*** INPUT RECORDS ***

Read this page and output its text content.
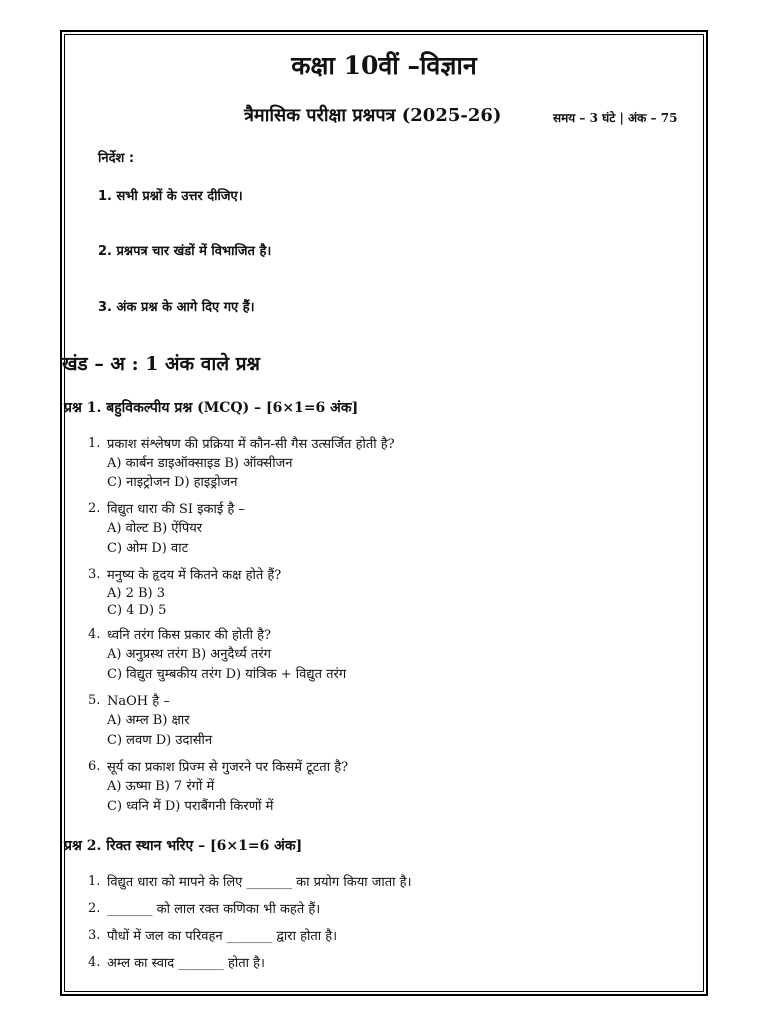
कक्षा 10वीं –विज्ञान
त्रैमासिक परीक्षा प्रश्नपत्र (2025-26)	समय – 3 घंटे | अंक – 75
निर्देश :
1. सभी प्रश्नों के उत्तर दीजिए।
2. प्रश्नपत्र चार खंडों में विभाजित है।
3. अंक प्रश्न के आगे दिए गए हैं।
खंड – अ : 1 अंक वाले प्रश्न
प्रश्न 1. बहुविकल्पीय प्रश्न (MCQ) – [6×1=6 अंक]
1. प्रकाश संश्लेषण की प्रक्रिया में कौन-सी गैस उत्सर्जित होती है?
A) कार्बन डाइऑक्साइड B) ऑक्सीजन
C) नाइट्रोजन D) हाइड्रोजन
2. विद्युत धारा की SI इकाई है –
A) वोल्ट B) ऐंपियर
C) ओम D) वाट
3. मनुष्य के हृदय में कितने कक्ष होते हैं?
A) 2 B) 3
C) 4 D) 5
4. ध्वनि तरंग किस प्रकार की होती है?
A) अनुप्रस्थ तरंग B) अनुदैर्ध्य तरंग
C) विद्युत चुम्बकीय तरंग D) यांत्रिक + विद्युत तरंग
5. NaOH है –
A) अम्ल B) क्षार
C) लवण D) उदासीन
6. सूर्य का प्रकाश प्रिज्म से गुजरने पर किसमें टूटता है?
A) ऊष्मा B) 7 रंगों में
C) ध्वनि में D) पराबैंगनी किरणों में
प्रश्न 2. रिक्त स्थान भरिए – [6×1=6 अंक]
1. विद्युत धारा को मापने के लिए _______ का प्रयोग किया जाता है।
2. _______ को लाल रक्त कणिका भी कहते हैं।
3. पौधों में जल का परिवहन _______ द्वारा होता है।
4. अम्ल का स्वाद _______ होता है।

***

> [WHAT IS BEING ASKED]: Reproduce all entries without any change, and omit the pictures.

> [TASK RESPONSE]:
Read this page and output its text content.
कक्षा 10वीं –विज्ञान
त्रैमासिक परीक्षा प्रश्नपत्र (2025-26)	समय – 3 घंटे | अंक – 75
निर्देश :
1. सभी प्रश्नों के उत्तर दीजिए।
2. प्रश्नपत्र चार खंडों में विभाजित है।
3. अंक प्रश्न के आगे दिए गए हैं।
खंड – अ : 1 अंक वाले प्रश्न
प्रश्न 1. बहुविकल्पीय प्रश्न (MCQ) – [6×1=6 अंक]
1. प्रकाश संश्लेषण की प्रक्रिया में कौन-सी गैस उत्सर्जित होती है?
A) कार्बन डाइऑक्साइड B) ऑक्सीजन
C) नाइट्रोजन D) हाइड्रोजन
2. विद्युत धारा की SI इकाई है –
A) वोल्ट B) ऐंपियर
C) ओम D) वाट
3. मनुष्य के हृदय में कितने कक्ष होते हैं?
A) 2 B) 3
C) 4 D) 5
4. ध्वनि तरंग किस प्रकार की होती है?
A) अनुप्रस्थ तरंग B) अनुदैर्ध्य तरंग
C) विद्युत चुम्बकीय तरंग D) यांत्रिक + विद्युत तरंग
5. NaOH है –
A) अम्ल B) क्षार
C) लवण D) उदासीन
6. सूर्य का प्रकाश प्रिज्म से गुजरने पर किसमें टूटता है?
A) ऊष्मा B) 7 रंगों में
C) ध्वनि में D) पराबैंगनी किरणों में
प्रश्न 2. रिक्त स्थान भरिए – [6×1=6 अंक]
1. विद्युत धारा को मापने के लिए _______ का प्रयोग किया जाता है।
2. _______ को लाल रक्त कणिका भी कहते हैं।
3. पौधों में जल का परिवहन _______ द्वारा होता है।
4. अम्ल का स्वाद _______ होता है।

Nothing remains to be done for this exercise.